▶ Provided data:
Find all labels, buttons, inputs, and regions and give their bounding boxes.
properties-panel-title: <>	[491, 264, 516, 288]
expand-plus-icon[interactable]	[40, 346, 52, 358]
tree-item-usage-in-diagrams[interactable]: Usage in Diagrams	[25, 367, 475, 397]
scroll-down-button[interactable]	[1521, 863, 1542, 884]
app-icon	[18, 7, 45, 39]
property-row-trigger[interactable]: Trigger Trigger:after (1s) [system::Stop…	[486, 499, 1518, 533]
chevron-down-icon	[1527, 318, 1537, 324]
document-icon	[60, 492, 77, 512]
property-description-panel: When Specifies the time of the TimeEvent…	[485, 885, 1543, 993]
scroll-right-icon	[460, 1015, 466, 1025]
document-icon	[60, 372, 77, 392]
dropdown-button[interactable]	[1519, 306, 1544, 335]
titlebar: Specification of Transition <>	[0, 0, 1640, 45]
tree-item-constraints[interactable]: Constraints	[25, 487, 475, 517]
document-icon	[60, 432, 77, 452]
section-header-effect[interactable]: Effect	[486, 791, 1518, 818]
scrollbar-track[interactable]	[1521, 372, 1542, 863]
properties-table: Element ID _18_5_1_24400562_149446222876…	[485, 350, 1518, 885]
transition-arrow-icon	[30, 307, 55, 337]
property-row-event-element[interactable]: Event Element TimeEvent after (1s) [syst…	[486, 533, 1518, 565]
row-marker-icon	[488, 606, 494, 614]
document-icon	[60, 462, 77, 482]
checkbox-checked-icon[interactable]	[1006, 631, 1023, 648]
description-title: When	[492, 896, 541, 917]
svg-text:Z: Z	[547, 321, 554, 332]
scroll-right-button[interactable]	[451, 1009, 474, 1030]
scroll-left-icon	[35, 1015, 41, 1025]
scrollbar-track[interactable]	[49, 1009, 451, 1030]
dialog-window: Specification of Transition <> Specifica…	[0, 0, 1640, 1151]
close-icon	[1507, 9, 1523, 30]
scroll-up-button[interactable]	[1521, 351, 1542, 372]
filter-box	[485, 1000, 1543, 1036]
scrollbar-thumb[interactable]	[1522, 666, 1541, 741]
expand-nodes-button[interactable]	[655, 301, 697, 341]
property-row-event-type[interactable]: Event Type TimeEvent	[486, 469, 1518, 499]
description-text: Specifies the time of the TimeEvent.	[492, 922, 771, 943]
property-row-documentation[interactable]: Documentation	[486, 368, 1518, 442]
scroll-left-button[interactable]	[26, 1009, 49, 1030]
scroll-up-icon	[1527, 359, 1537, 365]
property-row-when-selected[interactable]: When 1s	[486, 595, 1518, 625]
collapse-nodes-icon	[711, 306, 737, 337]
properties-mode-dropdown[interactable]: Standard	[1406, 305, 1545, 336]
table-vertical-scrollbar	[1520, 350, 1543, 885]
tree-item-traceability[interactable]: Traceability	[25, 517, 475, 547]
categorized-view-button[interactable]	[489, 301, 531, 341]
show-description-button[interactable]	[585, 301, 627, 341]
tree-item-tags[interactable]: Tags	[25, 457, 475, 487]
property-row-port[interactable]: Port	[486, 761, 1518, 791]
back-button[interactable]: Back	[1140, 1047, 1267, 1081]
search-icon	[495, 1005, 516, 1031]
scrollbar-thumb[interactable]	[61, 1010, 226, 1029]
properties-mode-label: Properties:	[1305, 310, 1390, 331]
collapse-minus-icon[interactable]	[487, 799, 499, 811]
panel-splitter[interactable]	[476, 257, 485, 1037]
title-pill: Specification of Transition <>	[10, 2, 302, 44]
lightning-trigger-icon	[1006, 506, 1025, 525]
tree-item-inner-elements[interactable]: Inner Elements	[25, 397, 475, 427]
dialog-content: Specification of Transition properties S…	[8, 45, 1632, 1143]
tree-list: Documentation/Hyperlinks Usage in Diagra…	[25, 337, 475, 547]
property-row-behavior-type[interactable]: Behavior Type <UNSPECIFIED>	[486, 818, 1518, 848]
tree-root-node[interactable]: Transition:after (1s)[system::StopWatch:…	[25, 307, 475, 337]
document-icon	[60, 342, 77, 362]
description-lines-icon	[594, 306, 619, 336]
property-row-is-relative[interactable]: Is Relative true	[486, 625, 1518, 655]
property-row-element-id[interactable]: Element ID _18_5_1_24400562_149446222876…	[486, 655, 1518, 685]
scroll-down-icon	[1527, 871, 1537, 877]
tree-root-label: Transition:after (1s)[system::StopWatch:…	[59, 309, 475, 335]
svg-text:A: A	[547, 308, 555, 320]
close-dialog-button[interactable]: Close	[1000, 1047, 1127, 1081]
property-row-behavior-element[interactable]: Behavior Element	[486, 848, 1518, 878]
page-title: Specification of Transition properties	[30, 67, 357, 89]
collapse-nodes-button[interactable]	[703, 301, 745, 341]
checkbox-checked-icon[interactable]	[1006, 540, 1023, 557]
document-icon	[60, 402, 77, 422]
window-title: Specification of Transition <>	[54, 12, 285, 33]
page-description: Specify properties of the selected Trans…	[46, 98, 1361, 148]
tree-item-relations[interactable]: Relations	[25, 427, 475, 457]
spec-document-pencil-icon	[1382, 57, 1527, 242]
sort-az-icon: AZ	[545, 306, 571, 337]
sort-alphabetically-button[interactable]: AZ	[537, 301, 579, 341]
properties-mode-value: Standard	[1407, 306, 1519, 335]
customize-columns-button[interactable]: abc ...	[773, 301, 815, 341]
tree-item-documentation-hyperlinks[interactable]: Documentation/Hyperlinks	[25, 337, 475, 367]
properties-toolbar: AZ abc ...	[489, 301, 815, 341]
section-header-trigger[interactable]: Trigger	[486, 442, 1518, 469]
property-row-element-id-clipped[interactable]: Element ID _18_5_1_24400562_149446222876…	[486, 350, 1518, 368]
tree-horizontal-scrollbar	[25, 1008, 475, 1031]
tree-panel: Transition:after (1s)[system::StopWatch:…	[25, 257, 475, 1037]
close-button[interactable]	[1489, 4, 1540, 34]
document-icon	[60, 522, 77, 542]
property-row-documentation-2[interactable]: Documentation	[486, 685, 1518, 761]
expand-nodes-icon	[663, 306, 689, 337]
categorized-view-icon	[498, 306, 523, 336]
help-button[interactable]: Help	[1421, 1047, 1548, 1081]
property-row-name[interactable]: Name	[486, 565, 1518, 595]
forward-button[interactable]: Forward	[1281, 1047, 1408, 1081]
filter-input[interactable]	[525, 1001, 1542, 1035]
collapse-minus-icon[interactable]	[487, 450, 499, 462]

▶ What the task requires: Put every line of the listing above into a numbered list, leaving out any blank lines.

▶ Written solution:
1. Find all labels, buttons, inputs, and regions and give their bounding boxes.
2. properties-panel-title: <>	[491, 264, 516, 288]
3. expand-plus-icon[interactable]	[40, 346, 52, 358]
4. tree-item-usage-in-diagrams[interactable]: Usage in Diagrams	[25, 367, 475, 397]
5. scroll-down-button[interactable]	[1521, 863, 1542, 884]
6. app-icon	[18, 7, 45, 39]
7. property-row-trigger[interactable]: Trigger Trigger:after (1s) [system::Stop…	[486, 499, 1518, 533]
8. chevron-down-icon	[1527, 318, 1537, 324]
9. document-icon	[60, 492, 77, 512]
10. property-description-panel: When Specifies the time of the TimeEvent…	[485, 885, 1543, 993]
11. scroll-right-icon	[460, 1015, 466, 1025]
12. document-icon	[60, 372, 77, 392]
13. dropdown-button[interactable]	[1519, 306, 1544, 335]
14. titlebar: Specification of Transition <>	[0, 0, 1640, 45]
15. tree-item-constraints[interactable]: Constraints	[25, 487, 475, 517]
16. document-icon	[60, 432, 77, 452]
17. section-header-effect[interactable]: Effect	[486, 791, 1518, 818]
18. scrollbar-track[interactable]	[1521, 372, 1542, 863]
19. properties-table: Element ID _18_5_1_24400562_149446222876…	[485, 350, 1518, 885]
20. transition-arrow-icon	[30, 307, 55, 337]
21. property-row-event-element[interactable]: Event Element TimeEvent after (1s) [syst…	[486, 533, 1518, 565]
22. row-marker-icon	[488, 606, 494, 614]
23. document-icon	[60, 462, 77, 482]
24. checkbox-checked-icon[interactable]	[1006, 631, 1023, 648]
25. description-title: When	[492, 896, 541, 917]
26. svg-text:Z: Z	[547, 321, 554, 332]
27. scroll-right-button[interactable]	[451, 1009, 474, 1030]
28. scroll-left-icon	[35, 1015, 41, 1025]
29. scrollbar-track[interactable]	[49, 1009, 451, 1030]
30. dialog-window: Specification of Transition <> Specifica…	[0, 0, 1640, 1151]
31. close-icon	[1507, 9, 1523, 30]
32. scroll-up-button[interactable]	[1521, 351, 1542, 372]
33. filter-box	[485, 1000, 1543, 1036]
34. scrollbar-thumb[interactable]	[1522, 666, 1541, 741]
35. expand-nodes-button[interactable]	[655, 301, 697, 341]
36. property-row-event-type[interactable]: Event Type TimeEvent	[486, 469, 1518, 499]
37. description-text: Specifies the time of the TimeEvent.	[492, 922, 771, 943]
38. property-row-documentation[interactable]: Documentation	[486, 368, 1518, 442]
39. scroll-left-button[interactable]	[26, 1009, 49, 1030]
40. scroll-up-icon	[1527, 359, 1537, 365]
41. property-row-when-selected[interactable]: When 1s	[486, 595, 1518, 625]
42. collapse-nodes-icon	[711, 306, 737, 337]
43. properties-mode-dropdown[interactable]: Standard	[1406, 305, 1545, 336]
44. table-vertical-scrollbar	[1520, 350, 1543, 885]
45. tree-item-traceability[interactable]: Traceability	[25, 517, 475, 547]
46. categorized-view-button[interactable]	[489, 301, 531, 341]
47. show-description-button[interactable]	[585, 301, 627, 341]
48. tree-item-tags[interactable]: Tags	[25, 457, 475, 487]
49. property-row-port[interactable]: Port	[486, 761, 1518, 791]
50. back-button[interactable]: Back	[1140, 1047, 1267, 1081]
51. search-icon	[495, 1005, 516, 1031]
52. scrollbar-thumb[interactable]	[61, 1010, 226, 1029]
53. properties-mode-label: Properties:	[1305, 310, 1390, 331]
54. collapse-minus-icon[interactable]	[487, 799, 499, 811]
55. panel-splitter[interactable]	[476, 257, 485, 1037]
56. title-pill: Specification of Transition <>	[10, 2, 302, 44]
57. lightning-trigger-icon	[1006, 506, 1025, 525]
58. tree-item-inner-elements[interactable]: Inner Elements	[25, 397, 475, 427]
59. dialog-content: Specification of Transition properties S…	[8, 45, 1632, 1143]
60. tree-list: Documentation/Hyperlinks Usage in Diagra…	[25, 337, 475, 547]
61. property-row-behavior-type[interactable]: Behavior Type <UNSPECIFIED>	[486, 818, 1518, 848]
62. tree-root-node[interactable]: Transition:after (1s)[system::StopWatch:…	[25, 307, 475, 337]
63. document-icon	[60, 342, 77, 362]
64. description-lines-icon	[594, 306, 619, 336]
65. property-row-is-relative[interactable]: Is Relative true	[486, 625, 1518, 655]
66. property-row-element-id[interactable]: Element ID _18_5_1_24400562_149446222876…	[486, 655, 1518, 685]
67. scroll-down-icon	[1527, 871, 1537, 877]
68. tree-root-label: Transition:after (1s)[system::StopWatch:…	[59, 309, 475, 335]
69. svg-text:A: A	[547, 308, 555, 320]
70. close-dialog-button[interactable]: Close	[1000, 1047, 1127, 1081]
71. property-row-behavior-element[interactable]: Behavior Element	[486, 848, 1518, 878]
72. page-title: Specification of Transition properties	[30, 67, 357, 89]
73. collapse-nodes-button[interactable]	[703, 301, 745, 341]
74. checkbox-checked-icon[interactable]	[1006, 540, 1023, 557]
75. document-icon	[60, 402, 77, 422]
76. window-title: Specification of Transition <>	[54, 12, 285, 33]
77. page-description: Specify properties of the selected Trans…	[46, 98, 1361, 148]
78. tree-item-relations[interactable]: Relations	[25, 427, 475, 457]
79. spec-document-pencil-icon	[1382, 57, 1527, 242]
80. sort-az-icon: AZ	[545, 306, 571, 337]
81. sort-alphabetically-button[interactable]: AZ	[537, 301, 579, 341]
82. properties-mode-value: Standard	[1407, 306, 1519, 335]
83. customize-columns-button[interactable]: abc ...	[773, 301, 815, 341]
84. tree-item-documentation-hyperlinks[interactable]: Documentation/Hyperlinks	[25, 337, 475, 367]
85. properties-toolbar: AZ abc ...	[489, 301, 815, 341]
86. section-header-trigger[interactable]: Trigger	[486, 442, 1518, 469]
87. property-row-element-id-clipped[interactable]: Element ID _18_5_1_24400562_149446222876…	[486, 350, 1518, 368]
88. tree-horizontal-scrollbar	[25, 1008, 475, 1031]
89. tree-panel: Transition:after (1s)[system::StopWatch:…	[25, 257, 475, 1037]
90. close-button[interactable]	[1489, 4, 1540, 34]
91. document-icon	[60, 522, 77, 542]
92. property-row-documentation-2[interactable]: Documentation	[486, 685, 1518, 761]
93. expand-nodes-icon	[663, 306, 689, 337]
94. categorized-view-icon	[498, 306, 523, 336]
95. help-button[interactable]: Help	[1421, 1047, 1548, 1081]
96. property-row-name[interactable]: Name	[486, 565, 1518, 595]
97. forward-button[interactable]: Forward	[1281, 1047, 1408, 1081]
98. filter-input[interactable]	[525, 1001, 1542, 1035]
99. collapse-minus-icon[interactable]	[487, 450, 499, 462]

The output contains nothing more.